__Supplied passage__
□ □ □ □ □ □ □

Analysis and Classification for Threat Detection

As part of the analysis and detection process, the Cybereason platform’s CMC Engine uses a combination of artificial intelligence, machine learning models, and behavioral analysis-based detection rules to analyze and determine the malicious nature of what is happening in your organization’s environment and network with a high level of accuracy.

An event’s final “classification” involves a combination of sources:

  • Behavioral analysis and comparison of the behavior against platform detection rules

  • Enrichment from threat intelligence sources

  • Platform classification

  • Endpoint classification when possible

This section provides some details on classification techniques.

Behavioral analysis

The Cybereason platform takes a behavioral approach to threat detection. In addition to analyzing indicators of compromise (IOC) such as URLs and hash values, the Cybereason platform identifies and analyzes tactics, techniques, and procedures (TTPs). Identifying a threat’s TTPs is more valuable than focusing on the IOCs because TTPs take longer to develop and are unlikely to change during the duration of the attack.

The Cybereason platform uses a number of malicious activity models, which are predictive models that help theCybereason look for Malops during the life cycle of a hacking campaign. These models are based on continuous research and evaluation of attacker behavior over time.

The Cybereason platform’s malicious activity models include:

Model

Details

Malware models

This model looks for tell-tale signs of known and unknown malware, malicious tools, and zero-day exploits that attackers use to get an initial foothold in your environment.

Privilege escalation models

This model examines user and process behavior to identify an attacker’s attempt to gain a higher level of access to resources in your environment.

Lateral movement models

This model identifies attackers trying to expand their foothold in your environment by using legitimate tools, a method that traditional security programs cannot detect.

□ □ □ □ □ □ □

__Collected data__
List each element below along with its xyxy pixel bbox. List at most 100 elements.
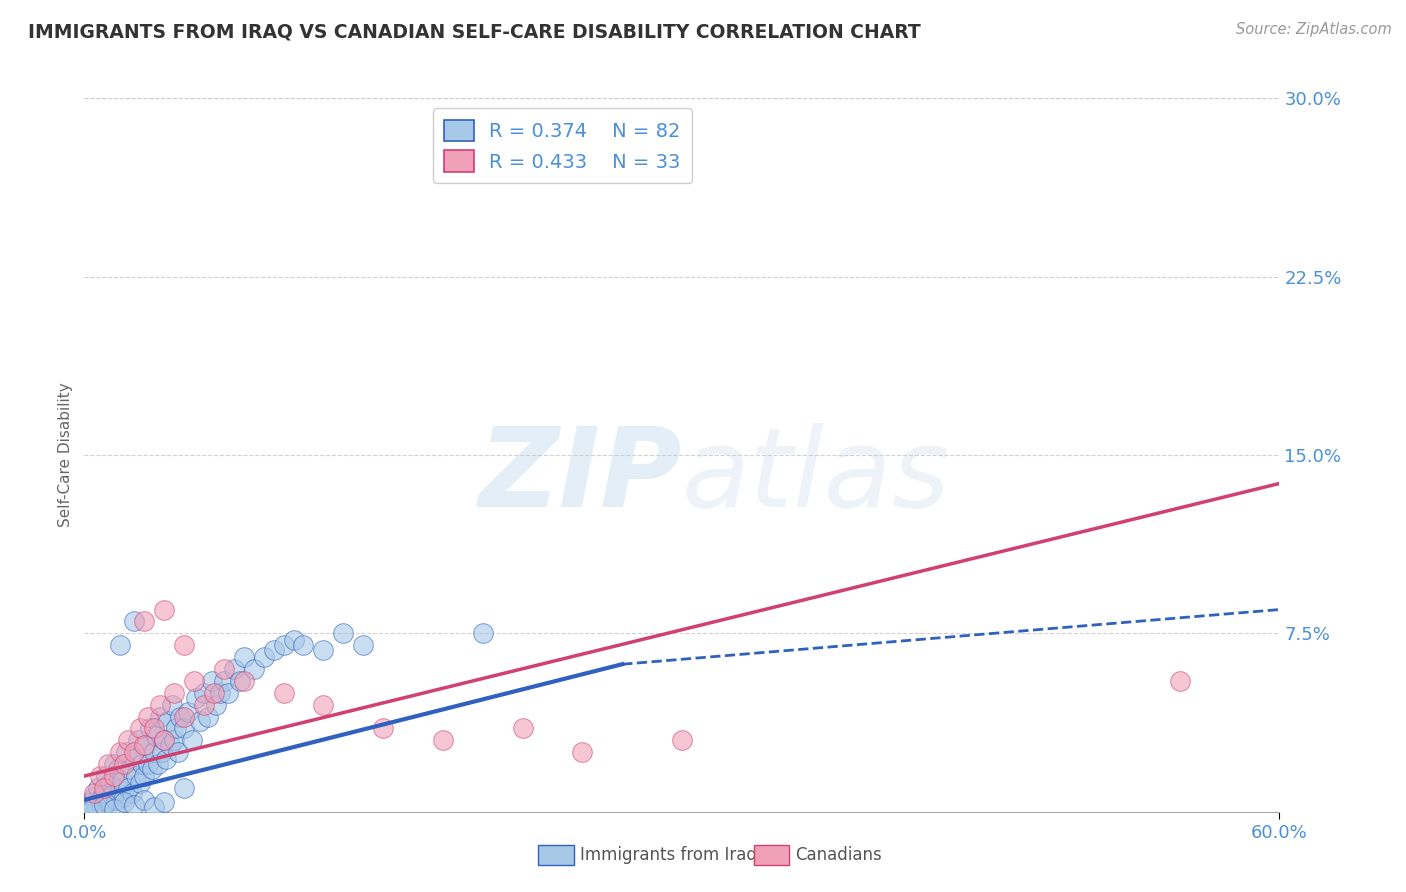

□ □ □ □ □ □ □

__Objective 1__
In the passage on threat detection, which sources go into an event's final classification?
__Objective 2__
Write the next part of the passage on threat detection, starting after its last sentence.
The listing comes from a different source than the passage on threat detection.

__Result 1__
- Behavioral analysis and comparison of the behavior against platform detection rules
- Enrichment from threat intelligence sources
- Platform classification
- Endpoint classification when possible

__Result 2__
Command and control models

This model detects network traffic between your environment and an attacker’s command and control servers. This model identifies behaviors such as domain generated algorithms (DGA).

Data exfiltration models

This model identifies the attacker’s attempt to exfiltrate data or cause other types of damage in your environment.

Ransomware models

This model identifies malware that encrypts files in an attempt to extort users.

The platform continues to evaluate and add additional models as additional techniques and attacker behaviors are found.

Once the CMC Engine analyzes the behavior, the engine compares the behavior patterns found against the platform’s proprietary detection rules to generate evidence, suspicions, and Malops that you can investigate and remediate.

Threat intelligence enrichment

For events found throughout your organization’s environment, the Cybereason platform must determine a number of things, including (but not limited to):

  1. Is the process/file/module/service associated with this event malicious or benign?

  2. If the event is malicious, is it a known item (such as known malware or a known malicious framework)?

  3. What else is this event/Element doing?

How does the Cybereason platform reach this conclusion?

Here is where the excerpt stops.